# Exercise details
Return the entries verbatim and drop every picture.

=== Provided records ===

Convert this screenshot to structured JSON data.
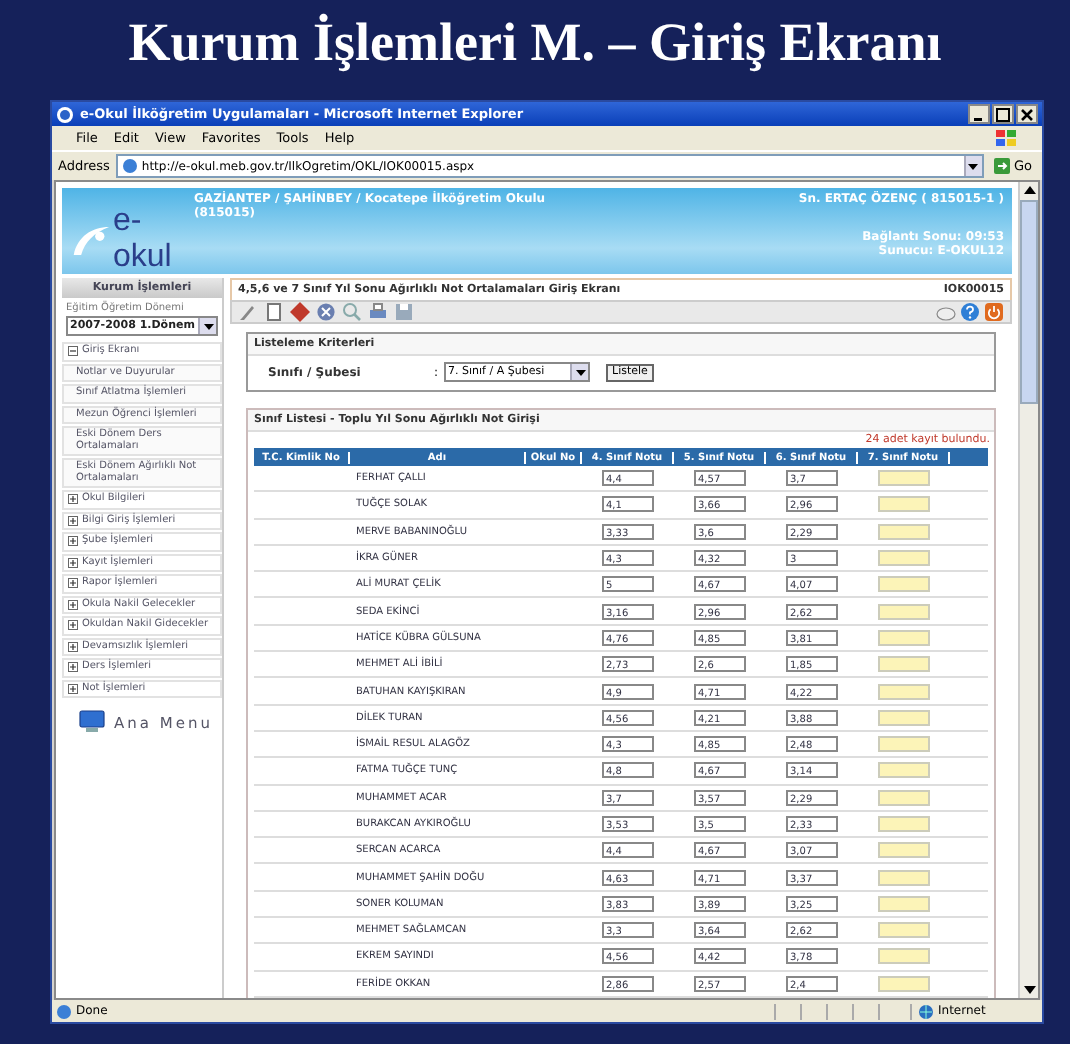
{
  "slide": {
    "title": "Kurum İşlemleri M. – Giriş Ekranı"
  },
  "window": {
    "title": "e-Okul İlköğretim Uygulamaları - Microsoft Internet Explorer"
  },
  "menu": [
    "File",
    "Edit",
    "View",
    "Favorites",
    "Tools",
    "Help"
  ],
  "address": {
    "label": "Address",
    "url": "http://e-okul.meb.gov.tr/IlkOgretim/OKL/IOK00015.aspx",
    "go": "Go"
  },
  "header": {
    "logo": "e-okul",
    "school": "GAZİANTEP / ŞAHİNBEY / Kocatepe İlköğretim Okulu",
    "code": "(815015)",
    "user": "Sn. ERTAÇ ÖZENÇ ( 815015-1 )",
    "session": "Bağlantı Sonu: 09:53",
    "server": "Sunucu: E-OKUL12"
  },
  "sidebar": {
    "title": "Kurum İşlemleri",
    "period_label": "Eğitim Öğretim Dönemi",
    "period": "2007-2008 1.Dönem",
    "items": [
      {
        "label": "Giriş Ekranı",
        "expanded": true,
        "children": [
          {
            "label": "Notlar ve Duyurular"
          },
          {
            "label": "Sınıf Atlatma İşlemleri"
          },
          {
            "label": "Mezun Öğrenci İşlemleri"
          },
          {
            "label": "Eski Dönem Ders Ortalamaları"
          },
          {
            "label": "Eski Dönem Ağırlıklı Not Ortalamaları"
          }
        ]
      },
      {
        "label": "Okul Bilgileri",
        "expanded": false
      },
      {
        "label": "Bilgi Giriş İşlemleri",
        "expanded": false
      },
      {
        "label": "Şube İşlemleri",
        "expanded": false
      },
      {
        "label": "Kayıt İşlemleri",
        "expanded": false
      },
      {
        "label": "Rapor İşlemleri",
        "expanded": false
      },
      {
        "label": "Okula Nakil Gelecekler",
        "expanded": false
      },
      {
        "label": "Okuldan Nakil Gidecekler",
        "expanded": false
      },
      {
        "label": "Devamsızlık İşlemleri",
        "expanded": false
      },
      {
        "label": "Ders İşlemleri",
        "expanded": false
      },
      {
        "label": "Not İşlemleri",
        "expanded": false
      }
    ],
    "home": "Ana Menu"
  },
  "page": {
    "title": "4,5,6 ve 7 Sınıf Yıl Sonu Ağırlıklı Not Ortalamaları Giriş Ekranı",
    "code": "IOK00015"
  },
  "criteria": {
    "title": "Listeleme Kriterleri",
    "label": "Sınıfı / Şubesi",
    "colon": ":",
    "value": "7. Sınıf / A Şubesi",
    "button": "Listele"
  },
  "list": {
    "title": "Sınıf Listesi - Toplu Yıl Sonu Ağırlıklı Not Girişi",
    "count": "24 adet kayıt bulundu.",
    "columns": [
      "T.C. Kimlik No",
      "Adı",
      "Okul No",
      "4. Sınıf Notu",
      "5. Sınıf Notu",
      "6. Sınıf Notu",
      "7. Sınıf Notu"
    ],
    "rows": [
      {
        "name": "FERHAT ÇALLI",
        "grades": [
          "4,4",
          "4,57",
          "3,7"
        ]
      },
      {
        "name": "TUĞÇE SOLAK",
        "grades": [
          "4,1",
          "3,66",
          "2,96"
        ]
      },
      {
        "name": "MERVE BABANINOĞLU",
        "grades": [
          "3,33",
          "3,6",
          "2,29"
        ]
      },
      {
        "name": "İKRA GÜNER",
        "grades": [
          "4,3",
          "4,32",
          "3"
        ]
      },
      {
        "name": "ALİ MURAT ÇELİK",
        "grades": [
          "5",
          "4,67",
          "4,07"
        ]
      },
      {
        "name": "SEDA EKİNCİ",
        "grades": [
          "3,16",
          "2,96",
          "2,62"
        ]
      },
      {
        "name": "HATİCE KÜBRA GÜLSUNA",
        "grades": [
          "4,76",
          "4,85",
          "3,81"
        ]
      },
      {
        "name": "MEHMET ALİ İBİLİ",
        "grades": [
          "2,73",
          "2,6",
          "1,85"
        ]
      },
      {
        "name": "BATUHAN KAYIŞKIRAN",
        "grades": [
          "4,9",
          "4,71",
          "4,22"
        ]
      },
      {
        "name": "DİLEK TURAN",
        "grades": [
          "4,56",
          "4,21",
          "3,88"
        ]
      },
      {
        "name": "İSMAİL RESUL ALAGÖZ",
        "grades": [
          "4,3",
          "4,85",
          "2,48"
        ]
      },
      {
        "name": "FATMA TUĞÇE TUNÇ",
        "grades": [
          "4,8",
          "4,67",
          "3,14"
        ]
      },
      {
        "name": "MUHAMMET ACAR",
        "grades": [
          "3,7",
          "3,57",
          "2,29"
        ]
      },
      {
        "name": "BURAKCAN AYKIROĞLU",
        "grades": [
          "3,53",
          "3,5",
          "2,33"
        ]
      },
      {
        "name": "SERCAN ACARCA",
        "grades": [
          "4,4",
          "4,67",
          "3,07"
        ]
      },
      {
        "name": "MUHAMMET ŞAHİN DOĞU",
        "grades": [
          "4,63",
          "4,71",
          "3,37"
        ]
      },
      {
        "name": "SONER KOLUMAN",
        "grades": [
          "3,83",
          "3,89",
          "3,25"
        ]
      },
      {
        "name": "MEHMET SAĞLAMCAN",
        "grades": [
          "3,3",
          "3,64",
          "2,62"
        ]
      },
      {
        "name": "EKREM SAYINDI",
        "grades": [
          "4,56",
          "4,42",
          "3,78"
        ]
      },
      {
        "name": "FERİDE OKKAN",
        "grades": [
          "2,86",
          "2,57",
          "2,4"
        ]
      }
    ]
  },
  "status_bar": {
    "text": "Done",
    "zone": "Internet"
  }
}
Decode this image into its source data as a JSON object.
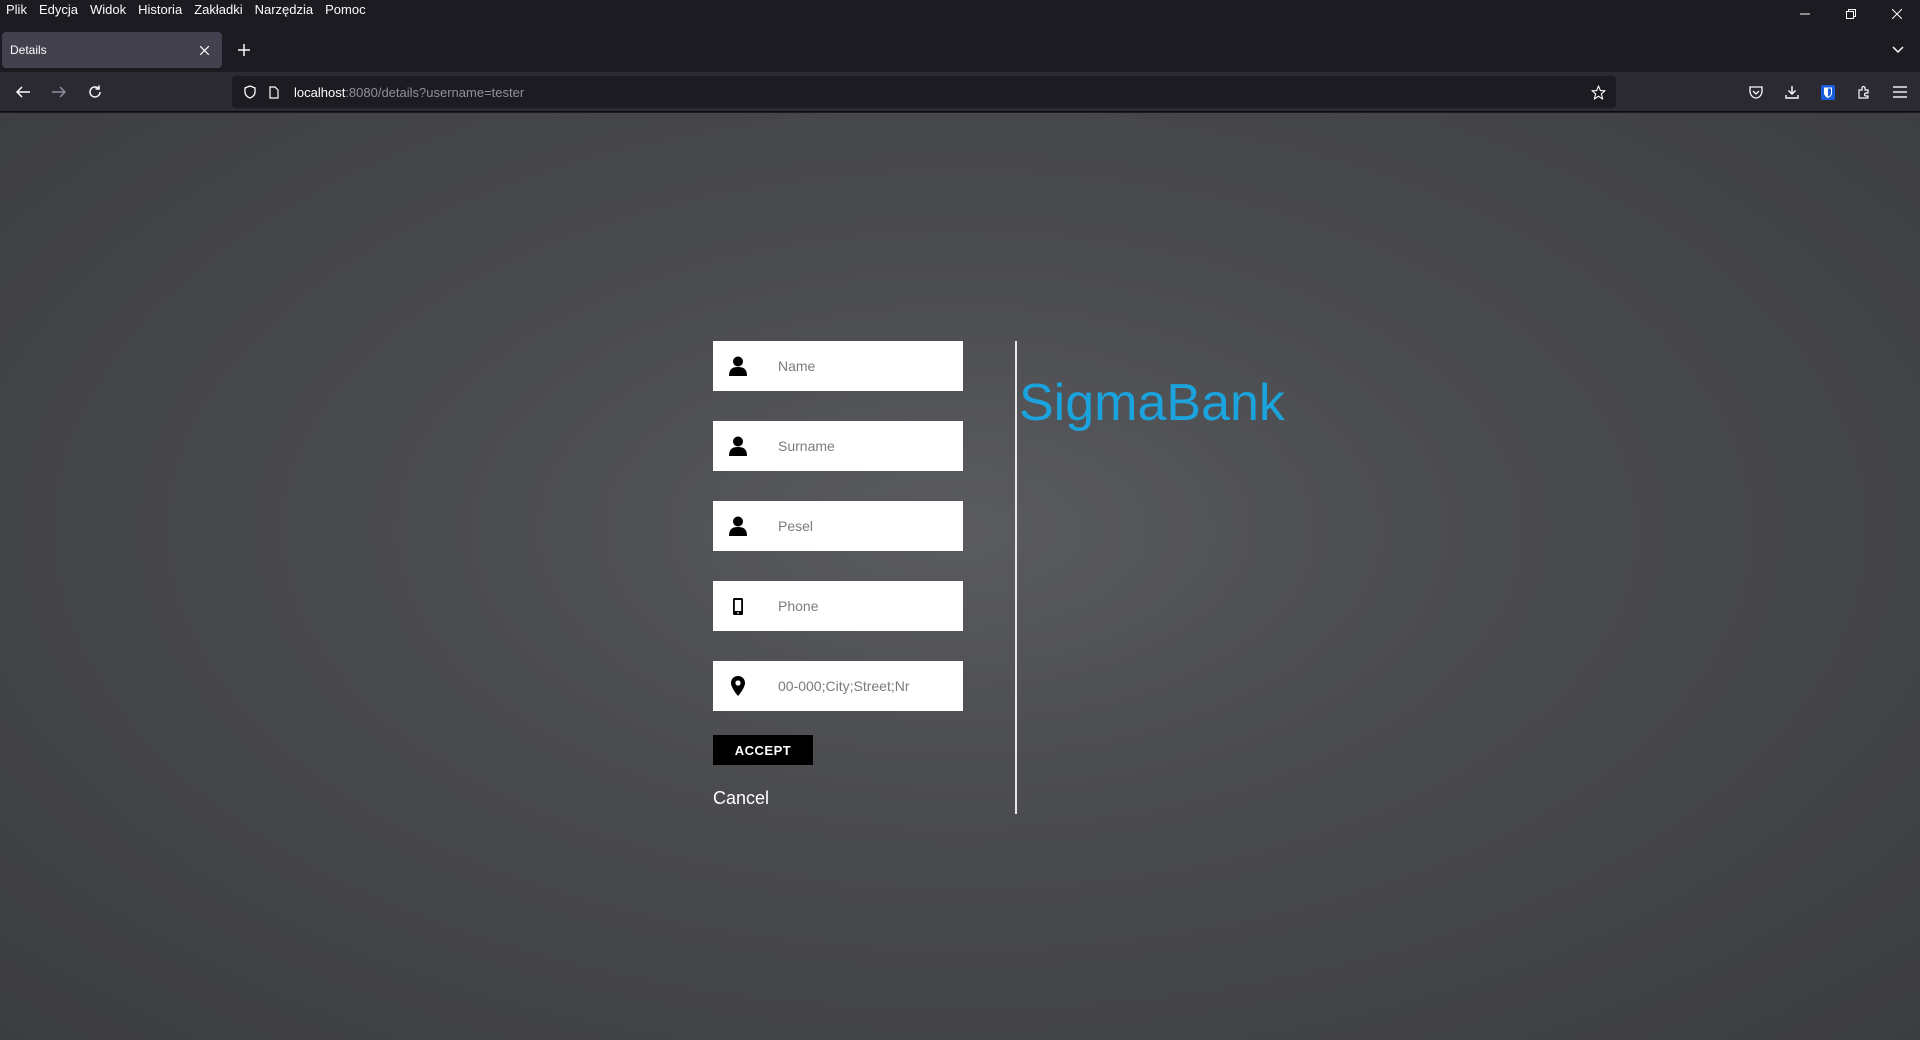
{
  "menu": [
    "Plik",
    "Edycja",
    "Widok",
    "Historia",
    "Zakładki",
    "Narzędzia",
    "Pomoc"
  ],
  "tab": {
    "title": "Details"
  },
  "url": {
    "host": "localhost",
    "rest": ":8080/details?username=tester"
  },
  "form": {
    "name_placeholder": "Name",
    "surname_placeholder": "Surname",
    "pesel_placeholder": "Pesel",
    "phone_placeholder": "Phone",
    "address_placeholder": "00-000;City;Street;Nr",
    "accept_label": "ACCEPT",
    "cancel_label": "Cancel"
  },
  "brand": {
    "name": "SigmaBank",
    "color": "#1ba3dd"
  },
  "icons": {
    "name": "user-icon",
    "surname": "user-icon",
    "pesel": "user-icon",
    "phone": "mobile-phone-icon",
    "address": "map-pin-icon"
  }
}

===

# Solution to the problem
Convert this screenshot to structured JSON data.
{
  "slide": {
    "title": "Kurum İşlemleri M. – Giriş Ekranı"
  },
  "window": {
    "title": "e-Okul İlköğretim Uygulamaları - Microsoft Internet Explorer"
  },
  "menu": [
    "File",
    "Edit",
    "View",
    "Favorites",
    "Tools",
    "Help"
  ],
  "address": {
    "label": "Address",
    "url": "http://e-okul.meb.gov.tr/IlkOgretim/OKL/IOK00015.aspx",
    "go": "Go"
  },
  "header": {
    "logo": "e-okul",
    "school": "GAZİANTEP / ŞAHİNBEY / Kocatepe İlköğretim Okulu",
    "code": "(815015)",
    "user": "Sn. ERTAÇ ÖZENÇ ( 815015-1 )",
    "session": "Bağlantı Sonu: 09:53",
    "server": "Sunucu: E-OKUL12"
  },
  "sidebar": {
    "title": "Kurum İşlemleri",
    "period_label": "Eğitim Öğretim Dönemi",
    "period": "2007-2008 1.Dönem",
    "items": [
      {
        "label": "Giriş Ekranı",
        "expanded": true,
        "children": [
          {
            "label": "Notlar ve Duyurular"
          },
          {
            "label": "Sınıf Atlatma İşlemleri"
          },
          {
            "label": "Mezun Öğrenci İşlemleri"
          },
          {
            "label": "Eski Dönem Ders Ortalamaları"
          },
          {
            "label": "Eski Dönem Ağırlıklı Not Ortalamaları"
          }
        ]
      },
      {
        "label": "Okul Bilgileri",
        "expanded": false
      },
      {
        "label": "Bilgi Giriş İşlemleri",
        "expanded": false
      },
      {
        "label": "Şube İşlemleri",
        "expanded": false
      },
      {
        "label": "Kayıt İşlemleri",
        "expanded": false
      },
      {
        "label": "Rapor İşlemleri",
        "expanded": false
      },
      {
        "label": "Okula Nakil Gelecekler",
        "expanded": false
      },
      {
        "label": "Okuldan Nakil Gidecekler",
        "expanded": false
      },
      {
        "label": "Devamsızlık İşlemleri",
        "expanded": false
      },
      {
        "label": "Ders İşlemleri",
        "expanded": false
      },
      {
        "label": "Not İşlemleri",
        "expanded": false
      }
    ],
    "home": "Ana Menu"
  },
  "page": {
    "title": "4,5,6 ve 7 Sınıf Yıl Sonu Ağırlıklı Not Ortalamaları Giriş Ekranı",
    "code": "IOK00015"
  },
  "criteria": {
    "title": "Listeleme Kriterleri",
    "label": "Sınıfı / Şubesi",
    "colon": ":",
    "value": "7. Sınıf / A Şubesi",
    "button": "Listele"
  },
  "list": {
    "title": "Sınıf Listesi - Toplu Yıl Sonu Ağırlıklı Not Girişi",
    "count": "24 adet kayıt bulundu.",
    "columns": [
      "T.C. Kimlik No",
      "Adı",
      "Okul No",
      "4. Sınıf Notu",
      "5. Sınıf Notu",
      "6. Sınıf Notu",
      "7. Sınıf Notu"
    ],
    "rows": [
      {
        "name": "FERHAT ÇALLI",
        "grades": [
          "4,4",
          "4,57",
          "3,7"
        ]
      },
      {
        "name": "TUĞÇE SOLAK",
        "grades": [
          "4,1",
          "3,66",
          "2,96"
        ]
      },
      {
        "name": "MERVE BABANINOĞLU",
        "grades": [
          "3,33",
          "3,6",
          "2,29"
        ]
      },
      {
        "name": "İKRA GÜNER",
        "grades": [
          "4,3",
          "4,32",
          "3"
        ]
      },
      {
        "name": "ALİ MURAT ÇELİK",
        "grades": [
          "5",
          "4,67",
          "4,07"
        ]
      },
      {
        "name": "SEDA EKİNCİ",
        "grades": [
          "3,16",
          "2,96",
          "2,62"
        ]
      },
      {
        "name": "HATİCE KÜBRA GÜLSUNA",
        "grades": [
          "4,76",
          "4,85",
          "3,81"
        ]
      },
      {
        "name": "MEHMET ALİ İBİLİ",
        "grades": [
          "2,73",
          "2,6",
          "1,85"
        ]
      },
      {
        "name": "BATUHAN KAYIŞKIRAN",
        "grades": [
          "4,9",
          "4,71",
          "4,22"
        ]
      },
      {
        "name": "DİLEK TURAN",
        "grades": [
          "4,56",
          "4,21",
          "3,88"
        ]
      },
      {
        "name": "İSMAİL RESUL ALAGÖZ",
        "grades": [
          "4,3",
          "4,85",
          "2,48"
        ]
      },
      {
        "name": "FATMA TUĞÇE TUNÇ",
        "grades": [
          "4,8",
          "4,67",
          "3,14"
        ]
      },
      {
        "name": "MUHAMMET ACAR",
        "grades": [
          "3,7",
          "3,57",
          "2,29"
        ]
      },
      {
        "name": "BURAKCAN AYKIROĞLU",
        "grades": [
          "3,53",
          "3,5",
          "2,33"
        ]
      },
      {
        "name": "SERCAN ACARCA",
        "grades": [
          "4,4",
          "4,67",
          "3,07"
        ]
      },
      {
        "name": "MUHAMMET ŞAHİN DOĞU",
        "grades": [
          "4,63",
          "4,71",
          "3,37"
        ]
      },
      {
        "name": "SONER KOLUMAN",
        "grades": [
          "3,83",
          "3,89",
          "3,25"
        ]
      },
      {
        "name": "MEHMET SAĞLAMCAN",
        "grades": [
          "3,3",
          "3,64",
          "2,62"
        ]
      },
      {
        "name": "EKREM SAYINDI",
        "grades": [
          "4,56",
          "4,42",
          "3,78"
        ]
      },
      {
        "name": "FERİDE OKKAN",
        "grades": [
          "2,86",
          "2,57",
          "2,4"
        ]
      }
    ]
  },
  "status_bar": {
    "text": "Done",
    "zone": "Internet"
  }
}
Decode this image into its source data as a JSON object.
{
  "menu": [
    "Plik",
    "Edycja",
    "Widok",
    "Historia",
    "Zakładki",
    "Narzędzia",
    "Pomoc"
  ],
  "tab": {
    "title": "Details"
  },
  "url": {
    "host": "localhost",
    "rest": ":8080/details?username=tester"
  },
  "form": {
    "name_placeholder": "Name",
    "surname_placeholder": "Surname",
    "pesel_placeholder": "Pesel",
    "phone_placeholder": "Phone",
    "address_placeholder": "00-000;City;Street;Nr",
    "accept_label": "ACCEPT",
    "cancel_label": "Cancel"
  },
  "brand": {
    "name": "SigmaBank",
    "color": "#1ba3dd"
  },
  "icons": {
    "name": "user-icon",
    "surname": "user-icon",
    "pesel": "user-icon",
    "phone": "mobile-phone-icon",
    "address": "map-pin-icon"
  }
}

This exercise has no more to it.